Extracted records

--- BEGIN ---

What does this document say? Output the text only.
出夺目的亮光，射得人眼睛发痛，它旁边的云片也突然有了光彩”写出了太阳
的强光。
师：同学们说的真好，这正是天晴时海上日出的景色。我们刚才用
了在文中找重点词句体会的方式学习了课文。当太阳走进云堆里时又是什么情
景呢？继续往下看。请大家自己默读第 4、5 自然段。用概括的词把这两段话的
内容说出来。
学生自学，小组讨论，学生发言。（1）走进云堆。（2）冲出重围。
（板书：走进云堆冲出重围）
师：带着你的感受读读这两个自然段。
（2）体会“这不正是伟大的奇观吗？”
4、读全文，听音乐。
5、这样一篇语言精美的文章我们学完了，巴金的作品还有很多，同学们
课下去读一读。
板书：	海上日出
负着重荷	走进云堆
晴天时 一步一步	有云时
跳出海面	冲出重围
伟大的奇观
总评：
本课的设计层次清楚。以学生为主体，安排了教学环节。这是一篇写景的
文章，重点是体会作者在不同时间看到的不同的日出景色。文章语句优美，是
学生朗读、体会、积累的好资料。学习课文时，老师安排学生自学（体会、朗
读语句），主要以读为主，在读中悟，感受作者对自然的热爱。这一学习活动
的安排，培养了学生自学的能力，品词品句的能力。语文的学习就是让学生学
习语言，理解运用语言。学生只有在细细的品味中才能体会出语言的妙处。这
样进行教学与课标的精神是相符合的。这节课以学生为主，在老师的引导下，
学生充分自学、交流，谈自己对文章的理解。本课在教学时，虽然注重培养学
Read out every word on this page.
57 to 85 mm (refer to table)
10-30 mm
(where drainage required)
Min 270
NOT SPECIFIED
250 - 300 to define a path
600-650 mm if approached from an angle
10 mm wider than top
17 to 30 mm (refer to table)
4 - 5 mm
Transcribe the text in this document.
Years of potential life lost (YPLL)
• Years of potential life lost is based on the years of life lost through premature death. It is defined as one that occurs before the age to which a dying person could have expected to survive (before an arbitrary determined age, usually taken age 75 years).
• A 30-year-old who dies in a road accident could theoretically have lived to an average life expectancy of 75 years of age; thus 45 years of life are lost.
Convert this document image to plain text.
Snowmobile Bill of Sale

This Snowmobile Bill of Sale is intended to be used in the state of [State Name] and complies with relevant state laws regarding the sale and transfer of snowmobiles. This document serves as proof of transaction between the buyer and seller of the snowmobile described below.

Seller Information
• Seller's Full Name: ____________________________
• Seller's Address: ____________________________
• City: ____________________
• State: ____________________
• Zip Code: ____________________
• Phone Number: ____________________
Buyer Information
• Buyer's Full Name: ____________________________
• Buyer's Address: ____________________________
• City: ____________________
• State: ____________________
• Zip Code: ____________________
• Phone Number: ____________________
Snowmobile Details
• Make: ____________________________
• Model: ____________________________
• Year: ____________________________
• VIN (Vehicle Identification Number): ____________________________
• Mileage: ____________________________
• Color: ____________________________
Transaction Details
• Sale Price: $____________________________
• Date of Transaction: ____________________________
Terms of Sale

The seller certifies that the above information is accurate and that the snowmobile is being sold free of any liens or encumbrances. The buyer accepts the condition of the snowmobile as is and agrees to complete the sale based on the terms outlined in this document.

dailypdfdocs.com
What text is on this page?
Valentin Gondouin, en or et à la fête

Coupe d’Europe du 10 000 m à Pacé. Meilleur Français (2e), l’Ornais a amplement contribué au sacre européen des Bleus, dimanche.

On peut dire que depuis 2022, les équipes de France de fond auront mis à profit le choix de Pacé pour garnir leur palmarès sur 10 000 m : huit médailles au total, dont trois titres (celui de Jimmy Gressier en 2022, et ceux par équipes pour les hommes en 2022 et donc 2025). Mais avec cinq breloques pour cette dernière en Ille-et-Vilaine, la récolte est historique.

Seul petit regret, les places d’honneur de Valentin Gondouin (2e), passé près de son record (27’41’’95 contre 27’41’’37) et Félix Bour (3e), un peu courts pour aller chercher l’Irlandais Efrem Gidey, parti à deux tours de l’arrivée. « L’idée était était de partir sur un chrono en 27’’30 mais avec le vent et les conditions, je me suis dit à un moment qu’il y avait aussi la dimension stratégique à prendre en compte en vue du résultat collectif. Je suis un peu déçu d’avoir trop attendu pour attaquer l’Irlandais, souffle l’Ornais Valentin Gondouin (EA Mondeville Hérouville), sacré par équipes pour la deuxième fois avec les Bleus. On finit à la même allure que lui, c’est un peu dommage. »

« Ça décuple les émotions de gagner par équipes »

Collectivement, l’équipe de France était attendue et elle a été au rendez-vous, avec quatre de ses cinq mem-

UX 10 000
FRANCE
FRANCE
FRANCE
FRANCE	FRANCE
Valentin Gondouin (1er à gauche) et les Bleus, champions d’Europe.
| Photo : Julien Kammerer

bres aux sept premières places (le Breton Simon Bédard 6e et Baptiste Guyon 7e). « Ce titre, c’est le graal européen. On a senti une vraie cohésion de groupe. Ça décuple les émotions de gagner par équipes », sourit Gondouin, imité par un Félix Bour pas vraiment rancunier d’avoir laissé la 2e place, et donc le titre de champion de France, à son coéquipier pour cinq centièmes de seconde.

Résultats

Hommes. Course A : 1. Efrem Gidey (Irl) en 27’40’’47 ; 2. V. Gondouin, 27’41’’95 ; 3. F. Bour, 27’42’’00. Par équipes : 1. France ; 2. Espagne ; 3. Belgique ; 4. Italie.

--- END ---

§ **Problem to solve**: Go through the data and return every record exactly.

§ **Answer for this exercise**:
What does this document say? Output the text only.
出夺目的亮光，射得人眼睛发痛，它旁边的云片也突然有了光彩”写出了太阳
的强光。
师：同学们说的真好，这正是天晴时海上日出的景色。我们刚才用
了在文中找重点词句体会的方式学习了课文。当太阳走进云堆里时又是什么情
景呢？继续往下看。请大家自己默读第 4、5 自然段。用概括的词把这两段话的
内容说出来。
学生自学，小组讨论，学生发言。（1）走进云堆。（2）冲出重围。
（板书：走进云堆冲出重围）
师：带着你的感受读读这两个自然段。
（2）体会“这不正是伟大的奇观吗？”
4、读全文，听音乐。
5、这样一篇语言精美的文章我们学完了，巴金的作品还有很多，同学们
课下去读一读。
板书：	海上日出
负着重荷	走进云堆
晴天时 一步一步	有云时
跳出海面	冲出重围
伟大的奇观
总评：
本课的设计层次清楚。以学生为主体，安排了教学环节。这是一篇写景的
文章，重点是体会作者在不同时间看到的不同的日出景色。文章语句优美，是
学生朗读、体会、积累的好资料。学习课文时，老师安排学生自学（体会、朗
读语句），主要以读为主，在读中悟，感受作者对自然的热爱。这一学习活动
的安排，培养了学生自学的能力，品词品句的能力。语文的学习就是让学生学
习语言，理解运用语言。学生只有在细细的品味中才能体会出语言的妙处。这
样进行教学与课标的精神是相符合的。这节课以学生为主，在老师的引导下，
学生充分自学、交流，谈自己对文章的理解。本课在教学时，虽然注重培养学
Read out every word on this page.
57 to 85 mm (refer to table)
10-30 mm
(where drainage required)
Min 270
NOT SPECIFIED
250 - 300 to define a path
600-650 mm if approached from an angle
10 mm wider than top
17 to 30 mm (refer to table)
4 - 5 mm
Transcribe the text in this document.
Years of potential life lost (YPLL)
• Years of potential life lost is based on the years of life lost through premature death. It is defined as one that occurs before the age to which a dying person could have expected to survive (before an arbitrary determined age, usually taken age 75 years).
• A 30-year-old who dies in a road accident could theoretically have lived to an average life expectancy of 75 years of age; thus 45 years of life are lost.
Convert this document image to plain text.
Snowmobile Bill of Sale

This Snowmobile Bill of Sale is intended to be used in the state of [State Name] and complies with relevant state laws regarding the sale and transfer of snowmobiles. This document serves as proof of transaction between the buyer and seller of the snowmobile described below.

Seller Information
• Seller's Full Name: ____________________________
• Seller's Address: ____________________________
• City: ____________________
• State: ____________________
• Zip Code: ____________________
• Phone Number: ____________________
Buyer Information
• Buyer's Full Name: ____________________________
• Buyer's Address: ____________________________
• City: ____________________
• State: ____________________
• Zip Code: ____________________
• Phone Number: ____________________
Snowmobile Details
• Make: ____________________________
• Model: ____________________________
• Year: ____________________________
• VIN (Vehicle Identification Number): ____________________________
• Mileage: ____________________________
• Color: ____________________________
Transaction Details
• Sale Price: $____________________________
• Date of Transaction: ____________________________
Terms of Sale

The seller certifies that the above information is accurate and that the snowmobile is being sold free of any liens or encumbrances. The buyer accepts the condition of the snowmobile as is and agrees to complete the sale based on the terms outlined in this document.

dailypdfdocs.com
What text is on this page?
Valentin Gondouin, en or et à la fête

Coupe d’Europe du 10 000 m à Pacé. Meilleur Français (2e), l’Ornais a amplement contribué au sacre européen des Bleus, dimanche.

On peut dire que depuis 2022, les équipes de France de fond auront mis à profit le choix de Pacé pour garnir leur palmarès sur 10 000 m : huit médailles au total, dont trois titres (celui de Jimmy Gressier en 2022, et ceux par équipes pour les hommes en 2022 et donc 2025). Mais avec cinq breloques pour cette dernière en Ille-et-Vilaine, la récolte est historique.

Seul petit regret, les places d’honneur de Valentin Gondouin (2e), passé près de son record (27’41’’95 contre 27’41’’37) et Félix Bour (3e), un peu courts pour aller chercher l’Irlandais Efrem Gidey, parti à deux tours de l’arrivée. « L’idée était était de partir sur un chrono en 27’’30 mais avec le vent et les conditions, je me suis dit à un moment qu’il y avait aussi la dimension stratégique à prendre en compte en vue du résultat collectif. Je suis un peu déçu d’avoir trop attendu pour attaquer l’Irlandais, souffle l’Ornais Valentin Gondouin (EA Mondeville Hérouville), sacré par équipes pour la deuxième fois avec les Bleus. On finit à la même allure que lui, c’est un peu dommage. »

« Ça décuple les émotions de gagner par équipes »

Collectivement, l’équipe de France était attendue et elle a été au rendez-vous, avec quatre de ses cinq mem-

UX 10 000
FRANCE
FRANCE
FRANCE
FRANCE	FRANCE
Valentin Gondouin (1er à gauche) et les Bleus, champions d’Europe.
| Photo : Julien Kammerer

bres aux sept premières places (le Breton Simon Bédard 6e et Baptiste Guyon 7e). « Ce titre, c’est le graal européen. On a senti une vraie cohésion de groupe. Ça décuple les émotions de gagner par équipes », sourit Gondouin, imité par un Félix Bour pas vraiment rancunier d’avoir laissé la 2e place, et donc le titre de champion de France, à son coéquipier pour cinq centièmes de seconde.

Résultats

Hommes. Course A : 1. Efrem Gidey (Irl) en 27’40’’47 ; 2. V. Gondouin, 27’41’’95 ; 3. F. Bour, 27’42’’00. Par équipes : 1. France ; 2. Espagne ; 3. Belgique ; 4. Italie.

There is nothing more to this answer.